-------- RECORDS

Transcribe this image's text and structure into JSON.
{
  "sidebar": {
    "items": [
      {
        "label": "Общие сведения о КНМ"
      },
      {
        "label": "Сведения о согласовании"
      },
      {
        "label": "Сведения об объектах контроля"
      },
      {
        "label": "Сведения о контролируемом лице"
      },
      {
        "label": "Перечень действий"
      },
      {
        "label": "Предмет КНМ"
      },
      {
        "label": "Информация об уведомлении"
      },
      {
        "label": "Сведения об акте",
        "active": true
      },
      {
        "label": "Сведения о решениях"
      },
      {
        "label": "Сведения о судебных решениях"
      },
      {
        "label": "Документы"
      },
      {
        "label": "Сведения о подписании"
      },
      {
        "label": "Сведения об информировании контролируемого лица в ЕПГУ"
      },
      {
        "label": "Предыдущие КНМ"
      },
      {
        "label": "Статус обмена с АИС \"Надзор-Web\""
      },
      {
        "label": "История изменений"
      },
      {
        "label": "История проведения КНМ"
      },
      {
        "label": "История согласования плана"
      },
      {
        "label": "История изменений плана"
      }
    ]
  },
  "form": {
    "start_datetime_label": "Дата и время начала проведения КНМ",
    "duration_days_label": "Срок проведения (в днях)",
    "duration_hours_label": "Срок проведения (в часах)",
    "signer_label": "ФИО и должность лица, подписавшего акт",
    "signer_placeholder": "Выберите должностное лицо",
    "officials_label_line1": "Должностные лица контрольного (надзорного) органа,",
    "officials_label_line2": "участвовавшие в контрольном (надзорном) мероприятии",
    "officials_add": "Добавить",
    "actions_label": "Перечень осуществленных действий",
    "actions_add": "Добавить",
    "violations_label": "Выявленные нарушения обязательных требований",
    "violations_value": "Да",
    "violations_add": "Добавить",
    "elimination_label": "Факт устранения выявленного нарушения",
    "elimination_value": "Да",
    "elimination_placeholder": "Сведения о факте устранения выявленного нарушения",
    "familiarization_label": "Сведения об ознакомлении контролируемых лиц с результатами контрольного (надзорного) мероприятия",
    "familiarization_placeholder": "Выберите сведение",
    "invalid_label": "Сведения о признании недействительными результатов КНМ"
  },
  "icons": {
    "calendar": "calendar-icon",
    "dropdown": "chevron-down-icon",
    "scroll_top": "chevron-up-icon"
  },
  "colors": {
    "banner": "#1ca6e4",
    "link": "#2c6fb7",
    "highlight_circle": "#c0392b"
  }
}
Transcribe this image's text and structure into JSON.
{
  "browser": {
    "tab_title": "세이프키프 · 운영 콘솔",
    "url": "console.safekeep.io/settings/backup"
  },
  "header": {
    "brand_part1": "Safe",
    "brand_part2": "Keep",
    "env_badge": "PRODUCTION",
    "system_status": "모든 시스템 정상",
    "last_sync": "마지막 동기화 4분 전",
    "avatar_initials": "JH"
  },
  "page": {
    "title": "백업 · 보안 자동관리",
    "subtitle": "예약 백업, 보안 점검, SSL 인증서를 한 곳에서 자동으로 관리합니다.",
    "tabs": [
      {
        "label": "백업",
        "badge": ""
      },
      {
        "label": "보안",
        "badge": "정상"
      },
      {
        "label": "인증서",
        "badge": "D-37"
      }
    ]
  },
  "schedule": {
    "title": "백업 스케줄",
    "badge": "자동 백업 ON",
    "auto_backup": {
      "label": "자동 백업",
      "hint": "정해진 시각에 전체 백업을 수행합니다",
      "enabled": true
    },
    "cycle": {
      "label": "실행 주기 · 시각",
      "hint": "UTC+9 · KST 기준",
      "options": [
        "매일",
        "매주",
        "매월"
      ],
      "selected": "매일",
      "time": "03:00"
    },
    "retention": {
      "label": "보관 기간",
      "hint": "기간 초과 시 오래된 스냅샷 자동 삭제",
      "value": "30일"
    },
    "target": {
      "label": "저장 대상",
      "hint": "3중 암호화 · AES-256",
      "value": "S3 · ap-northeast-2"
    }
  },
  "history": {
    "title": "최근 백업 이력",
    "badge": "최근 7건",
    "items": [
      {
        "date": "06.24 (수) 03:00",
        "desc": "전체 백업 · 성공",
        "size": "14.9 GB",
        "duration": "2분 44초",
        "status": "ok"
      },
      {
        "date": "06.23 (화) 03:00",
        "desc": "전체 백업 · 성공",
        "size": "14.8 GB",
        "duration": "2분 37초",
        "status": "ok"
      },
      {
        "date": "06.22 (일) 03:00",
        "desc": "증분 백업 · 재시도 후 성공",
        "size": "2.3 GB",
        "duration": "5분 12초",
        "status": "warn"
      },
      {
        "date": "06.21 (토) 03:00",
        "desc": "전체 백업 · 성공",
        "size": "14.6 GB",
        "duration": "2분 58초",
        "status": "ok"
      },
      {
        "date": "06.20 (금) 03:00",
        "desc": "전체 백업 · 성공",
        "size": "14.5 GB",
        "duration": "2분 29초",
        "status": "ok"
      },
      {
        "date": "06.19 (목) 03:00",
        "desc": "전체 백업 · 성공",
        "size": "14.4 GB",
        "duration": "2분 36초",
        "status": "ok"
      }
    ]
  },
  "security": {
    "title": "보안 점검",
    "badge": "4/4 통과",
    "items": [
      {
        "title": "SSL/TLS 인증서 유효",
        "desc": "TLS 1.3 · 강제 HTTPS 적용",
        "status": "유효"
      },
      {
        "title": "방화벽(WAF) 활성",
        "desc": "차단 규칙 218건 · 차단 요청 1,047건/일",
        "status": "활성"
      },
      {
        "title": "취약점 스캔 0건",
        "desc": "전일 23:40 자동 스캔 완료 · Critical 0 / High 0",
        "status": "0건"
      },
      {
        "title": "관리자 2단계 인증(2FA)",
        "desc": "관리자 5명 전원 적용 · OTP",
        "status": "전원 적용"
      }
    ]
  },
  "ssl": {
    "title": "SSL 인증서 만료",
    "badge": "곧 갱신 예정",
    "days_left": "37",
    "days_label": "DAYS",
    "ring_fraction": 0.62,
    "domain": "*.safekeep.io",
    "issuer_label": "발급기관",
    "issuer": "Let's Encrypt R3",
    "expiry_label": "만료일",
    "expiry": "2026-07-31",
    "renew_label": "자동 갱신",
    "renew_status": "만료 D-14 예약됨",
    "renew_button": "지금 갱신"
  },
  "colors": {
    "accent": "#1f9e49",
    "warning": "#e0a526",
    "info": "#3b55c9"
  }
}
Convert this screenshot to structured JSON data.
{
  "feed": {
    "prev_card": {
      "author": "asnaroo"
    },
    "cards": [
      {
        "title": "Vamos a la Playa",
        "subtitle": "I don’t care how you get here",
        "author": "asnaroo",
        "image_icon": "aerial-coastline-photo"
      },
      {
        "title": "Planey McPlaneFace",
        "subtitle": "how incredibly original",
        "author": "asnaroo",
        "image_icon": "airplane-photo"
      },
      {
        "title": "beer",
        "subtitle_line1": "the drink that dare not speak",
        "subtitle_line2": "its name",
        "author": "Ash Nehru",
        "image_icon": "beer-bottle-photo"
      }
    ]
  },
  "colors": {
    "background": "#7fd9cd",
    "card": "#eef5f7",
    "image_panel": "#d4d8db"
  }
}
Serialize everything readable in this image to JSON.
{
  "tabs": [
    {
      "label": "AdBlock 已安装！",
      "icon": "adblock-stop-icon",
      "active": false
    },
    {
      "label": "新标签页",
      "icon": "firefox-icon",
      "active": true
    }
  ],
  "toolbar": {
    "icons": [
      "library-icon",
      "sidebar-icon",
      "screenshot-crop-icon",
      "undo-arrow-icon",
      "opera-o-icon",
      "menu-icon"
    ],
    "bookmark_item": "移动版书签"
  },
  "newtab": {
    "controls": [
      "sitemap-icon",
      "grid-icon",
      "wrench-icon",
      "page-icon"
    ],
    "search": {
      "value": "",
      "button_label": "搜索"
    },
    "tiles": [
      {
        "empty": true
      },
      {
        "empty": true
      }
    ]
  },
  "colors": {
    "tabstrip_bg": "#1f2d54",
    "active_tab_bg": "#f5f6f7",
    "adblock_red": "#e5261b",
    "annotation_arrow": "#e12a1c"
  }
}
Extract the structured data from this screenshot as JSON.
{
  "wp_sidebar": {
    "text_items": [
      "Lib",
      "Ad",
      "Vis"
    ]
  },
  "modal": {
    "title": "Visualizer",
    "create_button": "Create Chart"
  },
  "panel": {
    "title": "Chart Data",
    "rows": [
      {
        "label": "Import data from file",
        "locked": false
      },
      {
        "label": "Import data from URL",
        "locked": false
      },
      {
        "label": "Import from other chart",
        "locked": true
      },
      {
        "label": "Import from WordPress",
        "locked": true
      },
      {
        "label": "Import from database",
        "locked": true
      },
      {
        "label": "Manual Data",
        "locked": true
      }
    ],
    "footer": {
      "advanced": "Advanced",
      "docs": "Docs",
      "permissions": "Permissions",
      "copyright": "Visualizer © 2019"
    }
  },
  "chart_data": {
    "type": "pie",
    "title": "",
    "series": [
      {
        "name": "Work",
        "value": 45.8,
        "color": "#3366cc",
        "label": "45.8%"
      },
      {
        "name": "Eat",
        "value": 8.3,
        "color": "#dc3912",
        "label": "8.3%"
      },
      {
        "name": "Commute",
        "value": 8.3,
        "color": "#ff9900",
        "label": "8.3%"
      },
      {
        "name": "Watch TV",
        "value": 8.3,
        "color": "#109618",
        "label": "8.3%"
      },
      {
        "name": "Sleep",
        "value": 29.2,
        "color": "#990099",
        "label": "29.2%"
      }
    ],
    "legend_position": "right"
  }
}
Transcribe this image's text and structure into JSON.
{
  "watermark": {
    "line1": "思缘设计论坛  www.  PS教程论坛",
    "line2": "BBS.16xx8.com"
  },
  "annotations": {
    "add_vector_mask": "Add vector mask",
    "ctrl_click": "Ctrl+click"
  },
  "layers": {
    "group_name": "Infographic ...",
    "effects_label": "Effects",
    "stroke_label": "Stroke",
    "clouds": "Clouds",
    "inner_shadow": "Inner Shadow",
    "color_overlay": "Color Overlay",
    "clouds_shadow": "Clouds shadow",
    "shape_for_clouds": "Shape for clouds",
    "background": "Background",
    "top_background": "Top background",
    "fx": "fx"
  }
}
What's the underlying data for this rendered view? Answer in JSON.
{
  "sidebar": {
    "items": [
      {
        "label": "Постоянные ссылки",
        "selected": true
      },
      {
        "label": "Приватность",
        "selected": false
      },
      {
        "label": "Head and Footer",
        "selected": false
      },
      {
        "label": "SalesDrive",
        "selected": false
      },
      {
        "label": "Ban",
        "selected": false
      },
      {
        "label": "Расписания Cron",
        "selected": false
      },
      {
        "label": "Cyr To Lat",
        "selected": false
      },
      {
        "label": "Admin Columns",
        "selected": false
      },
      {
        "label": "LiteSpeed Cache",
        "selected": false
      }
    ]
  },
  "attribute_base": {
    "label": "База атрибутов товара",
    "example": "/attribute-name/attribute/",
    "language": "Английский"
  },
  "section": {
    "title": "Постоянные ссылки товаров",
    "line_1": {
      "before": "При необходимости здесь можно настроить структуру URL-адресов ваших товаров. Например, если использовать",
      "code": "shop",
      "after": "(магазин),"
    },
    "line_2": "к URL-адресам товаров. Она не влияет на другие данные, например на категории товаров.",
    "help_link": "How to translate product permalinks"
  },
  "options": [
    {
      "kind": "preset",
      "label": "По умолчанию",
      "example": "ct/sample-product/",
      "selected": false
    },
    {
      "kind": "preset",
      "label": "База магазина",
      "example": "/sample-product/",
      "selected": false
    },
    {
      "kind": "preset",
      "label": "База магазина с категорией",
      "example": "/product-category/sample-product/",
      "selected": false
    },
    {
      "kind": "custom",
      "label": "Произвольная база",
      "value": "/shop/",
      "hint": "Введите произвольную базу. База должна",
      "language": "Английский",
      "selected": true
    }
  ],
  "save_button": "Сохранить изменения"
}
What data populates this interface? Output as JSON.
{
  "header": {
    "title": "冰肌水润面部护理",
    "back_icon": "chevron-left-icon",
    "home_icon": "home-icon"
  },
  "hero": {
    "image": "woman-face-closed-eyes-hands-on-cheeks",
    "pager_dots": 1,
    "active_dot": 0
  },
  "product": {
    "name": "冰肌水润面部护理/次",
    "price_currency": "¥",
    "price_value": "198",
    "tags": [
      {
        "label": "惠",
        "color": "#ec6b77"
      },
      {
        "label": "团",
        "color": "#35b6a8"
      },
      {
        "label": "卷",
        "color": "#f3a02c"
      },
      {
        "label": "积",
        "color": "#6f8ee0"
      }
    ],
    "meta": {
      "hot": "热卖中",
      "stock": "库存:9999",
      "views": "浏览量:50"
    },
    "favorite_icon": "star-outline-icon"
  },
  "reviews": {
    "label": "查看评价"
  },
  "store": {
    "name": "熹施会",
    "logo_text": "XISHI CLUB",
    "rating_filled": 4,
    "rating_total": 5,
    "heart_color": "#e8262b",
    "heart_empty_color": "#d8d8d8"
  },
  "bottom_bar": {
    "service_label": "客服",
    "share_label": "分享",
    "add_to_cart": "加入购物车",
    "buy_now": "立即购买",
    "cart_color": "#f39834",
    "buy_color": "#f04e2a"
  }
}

----------------

Give only the count of lines in which the string "действий" appears.

2